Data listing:

# # # # #

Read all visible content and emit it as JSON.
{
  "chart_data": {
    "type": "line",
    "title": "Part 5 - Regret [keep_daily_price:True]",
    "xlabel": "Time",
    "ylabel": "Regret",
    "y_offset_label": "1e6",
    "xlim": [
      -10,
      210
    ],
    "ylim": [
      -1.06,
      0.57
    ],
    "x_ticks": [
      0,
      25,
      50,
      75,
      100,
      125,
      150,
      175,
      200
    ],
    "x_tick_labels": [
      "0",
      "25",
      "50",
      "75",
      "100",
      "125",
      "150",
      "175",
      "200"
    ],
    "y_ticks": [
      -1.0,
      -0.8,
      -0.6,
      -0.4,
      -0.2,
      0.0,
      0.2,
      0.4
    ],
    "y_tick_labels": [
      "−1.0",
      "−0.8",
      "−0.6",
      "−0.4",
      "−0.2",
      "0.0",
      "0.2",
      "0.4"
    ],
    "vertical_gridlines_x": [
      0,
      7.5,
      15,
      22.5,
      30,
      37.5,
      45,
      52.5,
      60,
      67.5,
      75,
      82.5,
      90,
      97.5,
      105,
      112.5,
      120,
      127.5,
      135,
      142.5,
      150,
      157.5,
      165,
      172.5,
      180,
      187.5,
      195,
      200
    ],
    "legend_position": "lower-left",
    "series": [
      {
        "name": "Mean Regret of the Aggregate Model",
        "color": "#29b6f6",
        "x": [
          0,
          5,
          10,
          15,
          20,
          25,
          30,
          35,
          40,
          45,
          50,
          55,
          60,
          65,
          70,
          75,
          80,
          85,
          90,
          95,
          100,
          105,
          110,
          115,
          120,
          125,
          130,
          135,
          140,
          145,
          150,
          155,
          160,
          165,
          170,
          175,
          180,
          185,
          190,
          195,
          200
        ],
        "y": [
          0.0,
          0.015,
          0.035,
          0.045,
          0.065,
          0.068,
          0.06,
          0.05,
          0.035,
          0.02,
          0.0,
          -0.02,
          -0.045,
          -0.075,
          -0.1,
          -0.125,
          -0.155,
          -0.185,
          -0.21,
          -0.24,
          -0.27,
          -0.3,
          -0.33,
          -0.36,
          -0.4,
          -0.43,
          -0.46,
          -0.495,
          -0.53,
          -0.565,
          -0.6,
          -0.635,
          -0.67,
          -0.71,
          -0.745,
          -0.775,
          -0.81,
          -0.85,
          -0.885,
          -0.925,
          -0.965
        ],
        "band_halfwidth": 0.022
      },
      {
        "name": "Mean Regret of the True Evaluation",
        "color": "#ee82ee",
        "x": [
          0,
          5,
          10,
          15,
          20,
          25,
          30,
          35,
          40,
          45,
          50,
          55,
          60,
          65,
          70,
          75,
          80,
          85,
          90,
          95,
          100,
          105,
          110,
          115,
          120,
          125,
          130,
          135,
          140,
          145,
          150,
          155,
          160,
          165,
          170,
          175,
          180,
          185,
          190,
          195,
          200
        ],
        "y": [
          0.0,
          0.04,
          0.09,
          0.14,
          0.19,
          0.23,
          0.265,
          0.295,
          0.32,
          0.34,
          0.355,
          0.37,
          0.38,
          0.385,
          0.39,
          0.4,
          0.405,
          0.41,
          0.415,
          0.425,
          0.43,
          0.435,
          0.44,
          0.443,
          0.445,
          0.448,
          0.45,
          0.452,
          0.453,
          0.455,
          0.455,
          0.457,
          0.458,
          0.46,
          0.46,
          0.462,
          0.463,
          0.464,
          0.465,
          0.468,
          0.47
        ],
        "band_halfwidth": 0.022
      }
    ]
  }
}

# # # # #

The task: Copy the data above exactly. Every line must be included.

Exercise answer:
Read all visible content and emit it as JSON.
{
  "chart_data": {
    "type": "line",
    "title": "Part 5 - Regret [keep_daily_price:True]",
    "xlabel": "Time",
    "ylabel": "Regret",
    "y_offset_label": "1e6",
    "xlim": [
      -10,
      210
    ],
    "ylim": [
      -1.06,
      0.57
    ],
    "x_ticks": [
      0,
      25,
      50,
      75,
      100,
      125,
      150,
      175,
      200
    ],
    "x_tick_labels": [
      "0",
      "25",
      "50",
      "75",
      "100",
      "125",
      "150",
      "175",
      "200"
    ],
    "y_ticks": [
      -1.0,
      -0.8,
      -0.6,
      -0.4,
      -0.2,
      0.0,
      0.2,
      0.4
    ],
    "y_tick_labels": [
      "−1.0",
      "−0.8",
      "−0.6",
      "−0.4",
      "−0.2",
      "0.0",
      "0.2",
      "0.4"
    ],
    "vertical_gridlines_x": [
      0,
      7.5,
      15,
      22.5,
      30,
      37.5,
      45,
      52.5,
      60,
      67.5,
      75,
      82.5,
      90,
      97.5,
      105,
      112.5,
      120,
      127.5,
      135,
      142.5,
      150,
      157.5,
      165,
      172.5,
      180,
      187.5,
      195,
      200
    ],
    "legend_position": "lower-left",
    "series": [
      {
        "name": "Mean Regret of the Aggregate Model",
        "color": "#29b6f6",
        "x": [
          0,
          5,
          10,
          15,
          20,
          25,
          30,
          35,
          40,
          45,
          50,
          55,
          60,
          65,
          70,
          75,
          80,
          85,
          90,
          95,
          100,
          105,
          110,
          115,
          120,
          125,
          130,
          135,
          140,
          145,
          150,
          155,
          160,
          165,
          170,
          175,
          180,
          185,
          190,
          195,
          200
        ],
        "y": [
          0.0,
          0.015,
          0.035,
          0.045,
          0.065,
          0.068,
          0.06,
          0.05,
          0.035,
          0.02,
          0.0,
          -0.02,
          -0.045,
          -0.075,
          -0.1,
          -0.125,
          -0.155,
          -0.185,
          -0.21,
          -0.24,
          -0.27,
          -0.3,
          -0.33,
          -0.36,
          -0.4,
          -0.43,
          -0.46,
          -0.495,
          -0.53,
          -0.565,
          -0.6,
          -0.635,
          -0.67,
          -0.71,
          -0.745,
          -0.775,
          -0.81,
          -0.85,
          -0.885,
          -0.925,
          -0.965
        ],
        "band_halfwidth": 0.022
      },
      {
        "name": "Mean Regret of the True Evaluation",
        "color": "#ee82ee",
        "x": [
          0,
          5,
          10,
          15,
          20,
          25,
          30,
          35,
          40,
          45,
          50,
          55,
          60,
          65,
          70,
          75,
          80,
          85,
          90,
          95,
          100,
          105,
          110,
          115,
          120,
          125,
          130,
          135,
          140,
          145,
          150,
          155,
          160,
          165,
          170,
          175,
          180,
          185,
          190,
          195,
          200
        ],
        "y": [
          0.0,
          0.04,
          0.09,
          0.14,
          0.19,
          0.23,
          0.265,
          0.295,
          0.32,
          0.34,
          0.355,
          0.37,
          0.38,
          0.385,
          0.39,
          0.4,
          0.405,
          0.41,
          0.415,
          0.425,
          0.43,
          0.435,
          0.44,
          0.443,
          0.445,
          0.448,
          0.45,
          0.452,
          0.453,
          0.455,
          0.455,
          0.457,
          0.458,
          0.46,
          0.46,
          0.462,
          0.463,
          0.464,
          0.465,
          0.468,
          0.47
        ],
        "band_halfwidth": 0.022
      }
    ]
  }
}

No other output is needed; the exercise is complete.